#### PROMPT
Provide nothing beyond the count of lines that include the string "Stop".

#### RECORDS SUPPLIED
++++++++

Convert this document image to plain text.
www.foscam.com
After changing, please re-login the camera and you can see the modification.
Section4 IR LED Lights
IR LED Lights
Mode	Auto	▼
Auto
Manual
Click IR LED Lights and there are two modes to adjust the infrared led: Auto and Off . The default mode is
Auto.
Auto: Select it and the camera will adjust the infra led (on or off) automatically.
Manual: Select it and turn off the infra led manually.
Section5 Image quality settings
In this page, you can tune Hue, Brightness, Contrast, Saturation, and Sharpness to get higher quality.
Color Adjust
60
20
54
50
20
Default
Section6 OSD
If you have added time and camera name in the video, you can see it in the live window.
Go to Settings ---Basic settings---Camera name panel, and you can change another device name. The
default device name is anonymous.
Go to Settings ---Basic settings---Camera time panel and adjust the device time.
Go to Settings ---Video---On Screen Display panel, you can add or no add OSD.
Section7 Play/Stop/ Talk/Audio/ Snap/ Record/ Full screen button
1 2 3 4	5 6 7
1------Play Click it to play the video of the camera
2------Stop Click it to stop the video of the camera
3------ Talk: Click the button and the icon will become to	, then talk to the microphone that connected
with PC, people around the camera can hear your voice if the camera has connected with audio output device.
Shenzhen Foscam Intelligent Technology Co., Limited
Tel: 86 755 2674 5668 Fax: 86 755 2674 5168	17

++++++++

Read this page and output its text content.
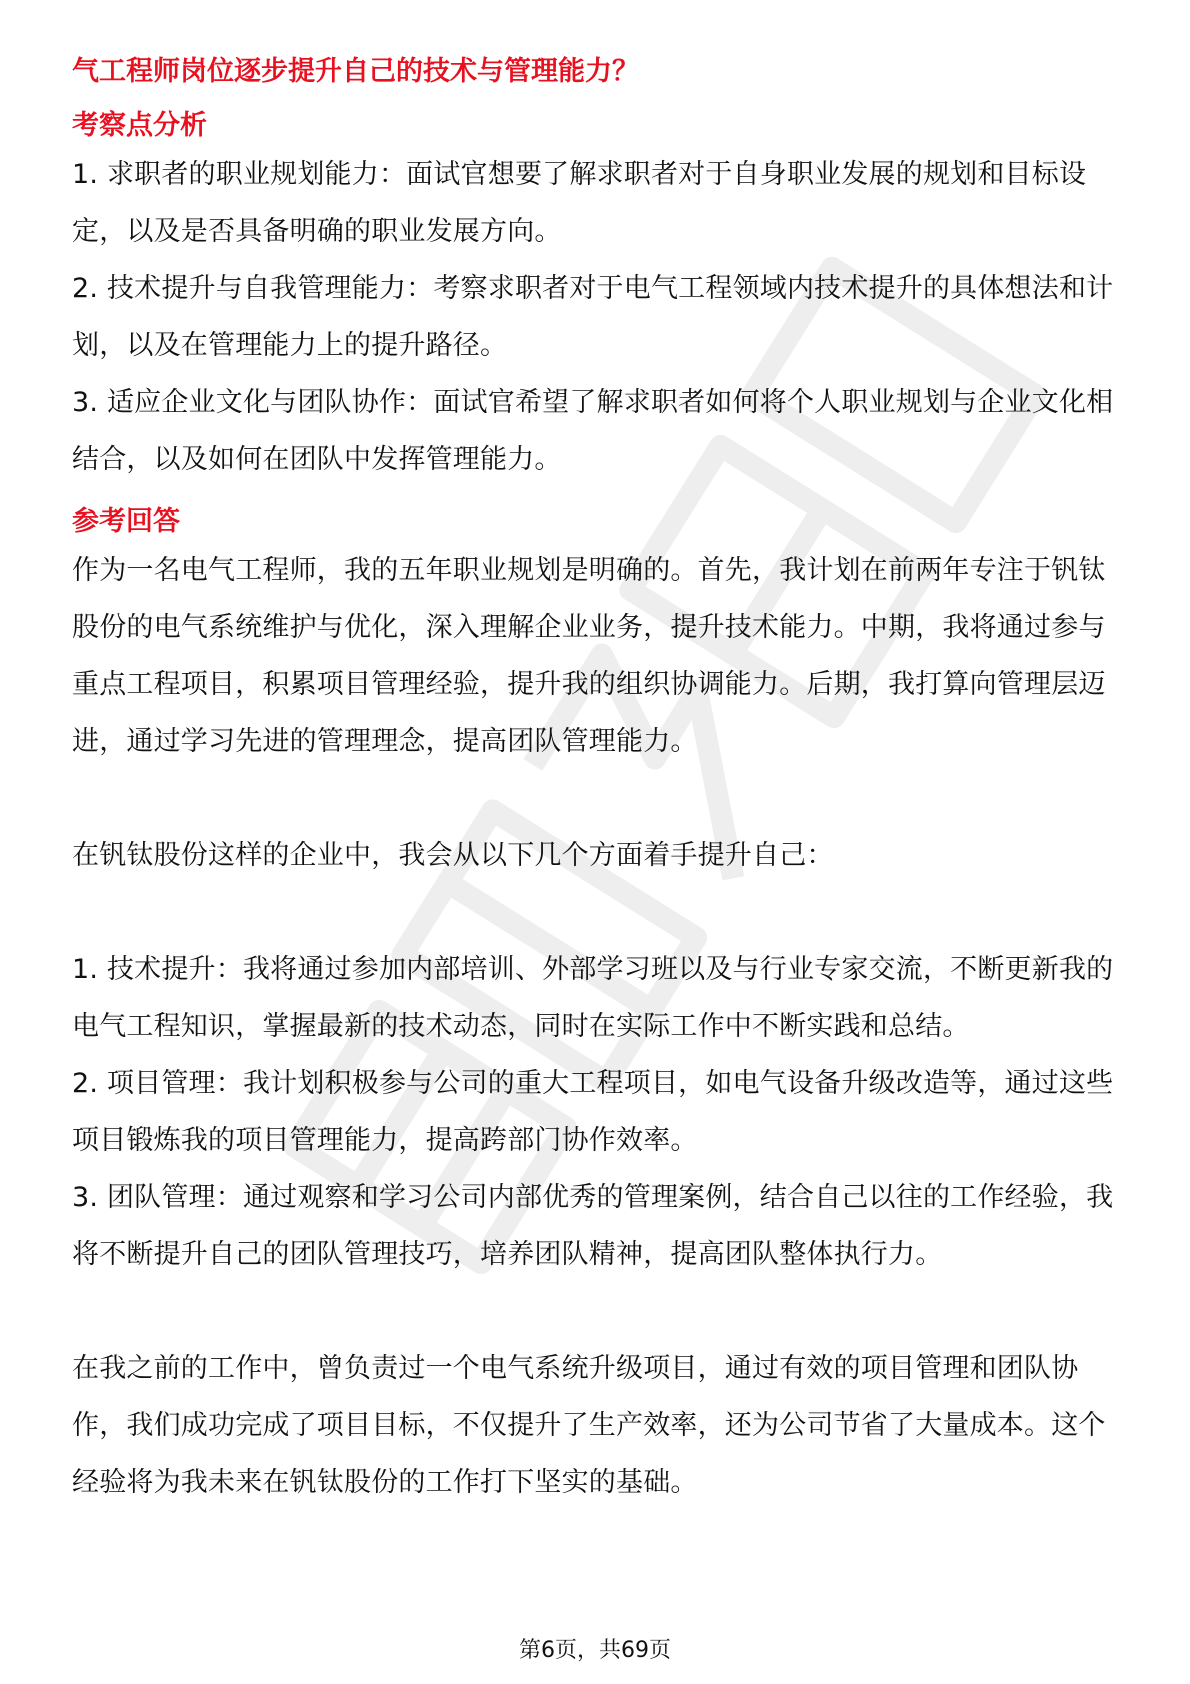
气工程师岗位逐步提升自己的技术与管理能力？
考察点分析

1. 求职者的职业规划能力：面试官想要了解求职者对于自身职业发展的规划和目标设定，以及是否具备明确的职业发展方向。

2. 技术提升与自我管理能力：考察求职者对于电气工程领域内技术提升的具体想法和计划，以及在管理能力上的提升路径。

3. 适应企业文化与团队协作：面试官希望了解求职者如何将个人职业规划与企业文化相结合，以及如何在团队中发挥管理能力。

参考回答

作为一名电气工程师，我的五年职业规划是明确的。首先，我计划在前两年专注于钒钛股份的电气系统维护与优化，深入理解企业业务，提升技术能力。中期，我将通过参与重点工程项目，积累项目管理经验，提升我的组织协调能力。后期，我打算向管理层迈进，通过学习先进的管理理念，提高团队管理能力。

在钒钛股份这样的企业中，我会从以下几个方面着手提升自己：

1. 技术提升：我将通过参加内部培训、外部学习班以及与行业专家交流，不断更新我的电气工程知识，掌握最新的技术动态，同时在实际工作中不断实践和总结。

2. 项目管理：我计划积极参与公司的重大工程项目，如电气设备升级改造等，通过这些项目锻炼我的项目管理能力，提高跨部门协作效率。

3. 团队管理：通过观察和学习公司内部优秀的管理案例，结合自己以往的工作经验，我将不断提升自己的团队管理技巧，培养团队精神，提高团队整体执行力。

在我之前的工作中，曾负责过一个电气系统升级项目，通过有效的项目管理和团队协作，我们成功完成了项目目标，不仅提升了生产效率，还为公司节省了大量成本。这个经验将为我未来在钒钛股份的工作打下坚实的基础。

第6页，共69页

++++++++

#### WRITTEN ANSWER
2